**Exercise instructions**
Copy the data that follows, character for character, minus the pictures.

**Exercise data**
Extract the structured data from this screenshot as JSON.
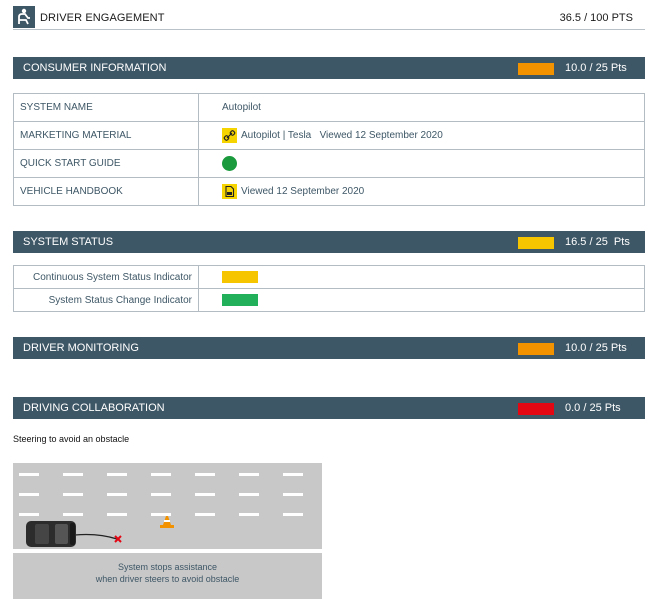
{
  "header": {
    "title": "DRIVER ENGAGEMENT",
    "score": "36.5 / 100 PTS",
    "icon": "seated-driver-icon"
  },
  "consumer_information": {
    "title": "CONSUMER INFORMATION",
    "score": "10.0 / 25 Pts",
    "color": "#f39200",
    "rows": [
      {
        "label": "SYSTEM NAME",
        "value": "Autopilot"
      },
      {
        "label": "MARKETING MATERIAL",
        "value": "Autopilot | Tesla   Viewed 12 September 2020",
        "icon": "link-icon"
      },
      {
        "label": "QUICK START GUIDE",
        "value": "",
        "status_color": "#1a9a3c"
      },
      {
        "label": "VEHICLE HANDBOOK",
        "value": "Viewed 12 September 2020",
        "icon": "document-icon"
      }
    ]
  },
  "system_status": {
    "title": "SYSTEM STATUS",
    "score": "16.5 / 25  Pts",
    "color": "#f7c500",
    "rows": [
      {
        "label": "Continuous System Status Indicator",
        "color": "#f7c500"
      },
      {
        "label": "System Status Change Indicator",
        "color": "#22b05a"
      }
    ]
  },
  "driver_monitoring": {
    "title": "DRIVER MONITORING",
    "score": "10.0 / 25 Pts",
    "color": "#f39200"
  },
  "driving_collaboration": {
    "title": "DRIVING COLLABORATION",
    "score": "0.0 / 25 Pts",
    "color": "#e30613"
  },
  "scenario": {
    "caption": "Steering to avoid an obstacle",
    "illustration_text_line1": "System stops assistance",
    "illustration_text_line2": "when driver steers to avoid obstacle"
  }
}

**Answer to the exercise**
Extract the structured data from this screenshot as JSON.
{
  "header": {
    "title": "DRIVER ENGAGEMENT",
    "score": "36.5 / 100 PTS",
    "icon": "seated-driver-icon"
  },
  "consumer_information": {
    "title": "CONSUMER INFORMATION",
    "score": "10.0 / 25 Pts",
    "color": "#f39200",
    "rows": [
      {
        "label": "SYSTEM NAME",
        "value": "Autopilot"
      },
      {
        "label": "MARKETING MATERIAL",
        "value": "Autopilot | Tesla   Viewed 12 September 2020",
        "icon": "link-icon"
      },
      {
        "label": "QUICK START GUIDE",
        "value": "",
        "status_color": "#1a9a3c"
      },
      {
        "label": "VEHICLE HANDBOOK",
        "value": "Viewed 12 September 2020",
        "icon": "document-icon"
      }
    ]
  },
  "system_status": {
    "title": "SYSTEM STATUS",
    "score": "16.5 / 25  Pts",
    "color": "#f7c500",
    "rows": [
      {
        "label": "Continuous System Status Indicator",
        "color": "#f7c500"
      },
      {
        "label": "System Status Change Indicator",
        "color": "#22b05a"
      }
    ]
  },
  "driver_monitoring": {
    "title": "DRIVER MONITORING",
    "score": "10.0 / 25 Pts",
    "color": "#f39200"
  },
  "driving_collaboration": {
    "title": "DRIVING COLLABORATION",
    "score": "0.0 / 25 Pts",
    "color": "#e30613"
  },
  "scenario": {
    "caption": "Steering to avoid an obstacle",
    "illustration_text_line1": "System stops assistance",
    "illustration_text_line2": "when driver steers to avoid obstacle"
  }
}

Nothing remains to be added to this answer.